* **Provided data**:
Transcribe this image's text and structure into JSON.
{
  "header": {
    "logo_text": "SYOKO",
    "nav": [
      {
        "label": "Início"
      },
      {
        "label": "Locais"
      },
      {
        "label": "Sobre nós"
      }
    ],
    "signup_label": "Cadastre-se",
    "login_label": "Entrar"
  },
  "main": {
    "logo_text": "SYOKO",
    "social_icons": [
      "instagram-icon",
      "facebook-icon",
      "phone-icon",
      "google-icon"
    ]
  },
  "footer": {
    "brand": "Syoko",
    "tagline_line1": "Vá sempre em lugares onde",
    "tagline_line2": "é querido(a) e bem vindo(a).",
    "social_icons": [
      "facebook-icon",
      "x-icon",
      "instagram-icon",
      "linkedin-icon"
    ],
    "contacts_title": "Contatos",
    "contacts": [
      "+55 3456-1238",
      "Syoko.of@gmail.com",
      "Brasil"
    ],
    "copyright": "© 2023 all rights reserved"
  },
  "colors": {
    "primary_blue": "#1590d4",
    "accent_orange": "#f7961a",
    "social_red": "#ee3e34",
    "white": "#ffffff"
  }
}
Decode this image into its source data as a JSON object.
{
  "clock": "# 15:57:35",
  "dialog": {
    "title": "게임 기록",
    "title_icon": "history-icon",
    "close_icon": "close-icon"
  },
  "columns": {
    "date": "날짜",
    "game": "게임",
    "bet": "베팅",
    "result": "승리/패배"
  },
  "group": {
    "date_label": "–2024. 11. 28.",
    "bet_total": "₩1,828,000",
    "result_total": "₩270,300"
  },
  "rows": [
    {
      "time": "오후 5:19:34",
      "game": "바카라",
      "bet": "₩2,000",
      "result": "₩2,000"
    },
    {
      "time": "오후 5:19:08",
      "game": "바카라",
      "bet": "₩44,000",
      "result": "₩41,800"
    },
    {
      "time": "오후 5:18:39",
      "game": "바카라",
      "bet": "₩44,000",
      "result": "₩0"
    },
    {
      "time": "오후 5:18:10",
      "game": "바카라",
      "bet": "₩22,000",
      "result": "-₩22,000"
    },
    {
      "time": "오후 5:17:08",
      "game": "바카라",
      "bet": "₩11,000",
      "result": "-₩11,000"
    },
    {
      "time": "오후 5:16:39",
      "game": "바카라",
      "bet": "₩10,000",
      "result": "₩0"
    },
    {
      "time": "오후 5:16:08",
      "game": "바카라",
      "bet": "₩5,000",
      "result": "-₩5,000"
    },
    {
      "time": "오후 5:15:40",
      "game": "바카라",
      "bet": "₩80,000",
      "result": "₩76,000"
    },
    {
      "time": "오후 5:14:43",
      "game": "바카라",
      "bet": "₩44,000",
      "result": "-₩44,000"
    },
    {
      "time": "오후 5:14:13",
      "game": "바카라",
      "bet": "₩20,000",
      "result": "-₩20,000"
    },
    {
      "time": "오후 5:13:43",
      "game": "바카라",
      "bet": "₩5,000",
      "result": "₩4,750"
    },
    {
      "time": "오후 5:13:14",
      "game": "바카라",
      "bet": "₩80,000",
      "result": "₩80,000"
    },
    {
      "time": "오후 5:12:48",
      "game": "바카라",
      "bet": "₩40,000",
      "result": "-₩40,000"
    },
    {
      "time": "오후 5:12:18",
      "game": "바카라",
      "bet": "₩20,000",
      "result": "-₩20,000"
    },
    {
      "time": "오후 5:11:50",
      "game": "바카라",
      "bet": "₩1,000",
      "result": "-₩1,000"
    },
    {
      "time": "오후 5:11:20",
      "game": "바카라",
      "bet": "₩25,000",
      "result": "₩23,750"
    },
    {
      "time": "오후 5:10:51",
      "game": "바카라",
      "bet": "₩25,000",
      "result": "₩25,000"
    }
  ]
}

* **What you will do**:
Look through the entries above; copy every line holding the string "this".

* **The completed task**:
Transcribe this image's text and structure into JSON.
Decode this image into its source data as a JSON object.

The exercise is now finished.